Produce an exact transcription of the listing below, omitting the pictures.
# start of EXERCISE INPUTS
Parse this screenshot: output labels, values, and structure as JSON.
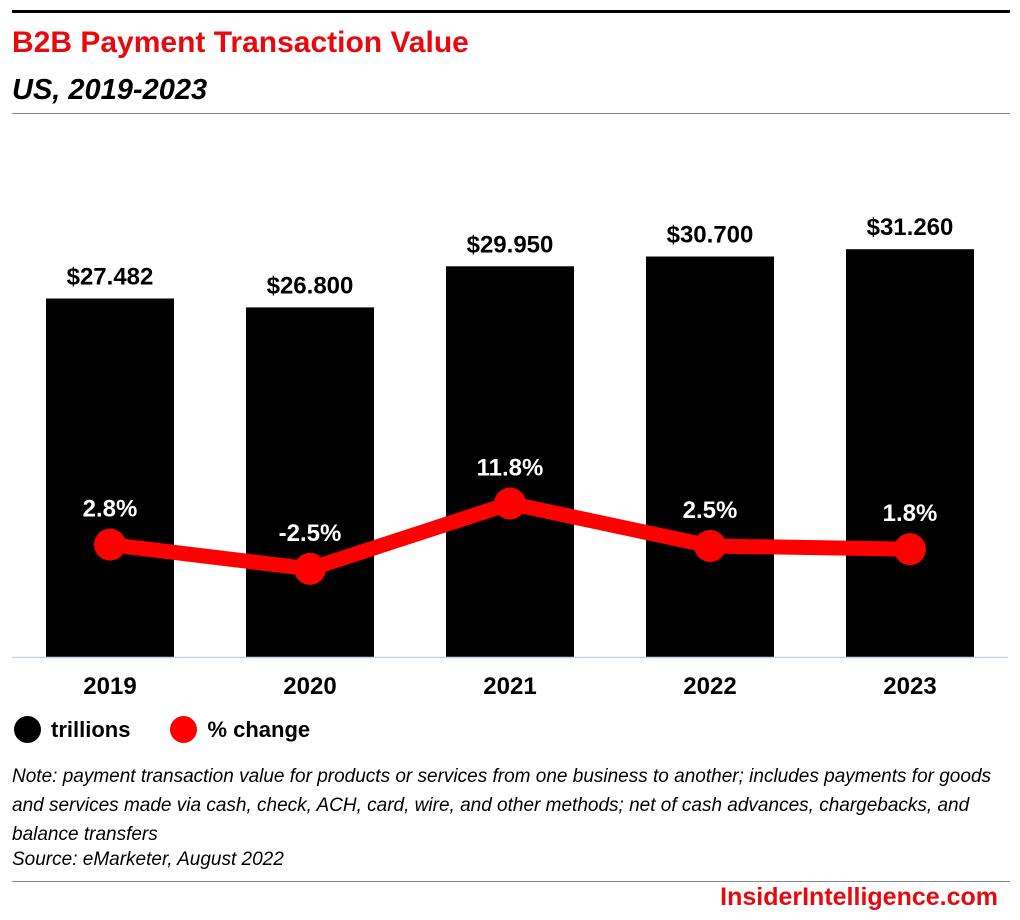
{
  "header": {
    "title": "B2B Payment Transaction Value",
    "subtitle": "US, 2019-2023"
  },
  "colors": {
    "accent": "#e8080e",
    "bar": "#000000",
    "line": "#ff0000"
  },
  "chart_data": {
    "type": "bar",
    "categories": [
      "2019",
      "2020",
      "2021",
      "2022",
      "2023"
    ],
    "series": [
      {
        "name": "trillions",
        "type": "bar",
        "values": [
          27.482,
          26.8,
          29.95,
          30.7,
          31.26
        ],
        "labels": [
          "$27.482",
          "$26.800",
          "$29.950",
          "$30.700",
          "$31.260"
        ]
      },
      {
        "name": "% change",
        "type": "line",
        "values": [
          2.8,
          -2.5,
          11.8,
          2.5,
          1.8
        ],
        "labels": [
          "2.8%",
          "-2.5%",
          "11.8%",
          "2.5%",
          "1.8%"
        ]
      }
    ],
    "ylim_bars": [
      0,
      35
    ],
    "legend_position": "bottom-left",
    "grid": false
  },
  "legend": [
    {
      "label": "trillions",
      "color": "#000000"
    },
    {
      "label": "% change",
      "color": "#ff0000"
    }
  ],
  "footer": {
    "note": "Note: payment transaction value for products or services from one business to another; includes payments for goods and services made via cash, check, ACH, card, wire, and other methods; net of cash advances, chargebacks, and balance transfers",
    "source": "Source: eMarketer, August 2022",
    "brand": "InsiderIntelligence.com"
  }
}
# end of EXERCISE INPUTS
SOLUTION TO THE EXERCISE:
Parse this screenshot: output labels, values, and structure as JSON.
{
  "header": {
    "title": "B2B Payment Transaction Value",
    "subtitle": "US, 2019-2023"
  },
  "colors": {
    "accent": "#e8080e",
    "bar": "#000000",
    "line": "#ff0000"
  },
  "chart_data": {
    "type": "bar",
    "categories": [
      "2019",
      "2020",
      "2021",
      "2022",
      "2023"
    ],
    "series": [
      {
        "name": "trillions",
        "type": "bar",
        "values": [
          27.482,
          26.8,
          29.95,
          30.7,
          31.26
        ],
        "labels": [
          "$27.482",
          "$26.800",
          "$29.950",
          "$30.700",
          "$31.260"
        ]
      },
      {
        "name": "% change",
        "type": "line",
        "values": [
          2.8,
          -2.5,
          11.8,
          2.5,
          1.8
        ],
        "labels": [
          "2.8%",
          "-2.5%",
          "11.8%",
          "2.5%",
          "1.8%"
        ]
      }
    ],
    "ylim_bars": [
      0,
      35
    ],
    "legend_position": "bottom-left",
    "grid": false
  },
  "legend": [
    {
      "label": "trillions",
      "color": "#000000"
    },
    {
      "label": "% change",
      "color": "#ff0000"
    }
  ],
  "footer": {
    "note": "Note: payment transaction value for products or services from one business to another; includes payments for goods and services made via cash, check, ACH, card, wire, and other methods; net of cash advances, chargebacks, and balance transfers",
    "source": "Source: eMarketer, August 2022",
    "brand": "InsiderIntelligence.com"
  }
}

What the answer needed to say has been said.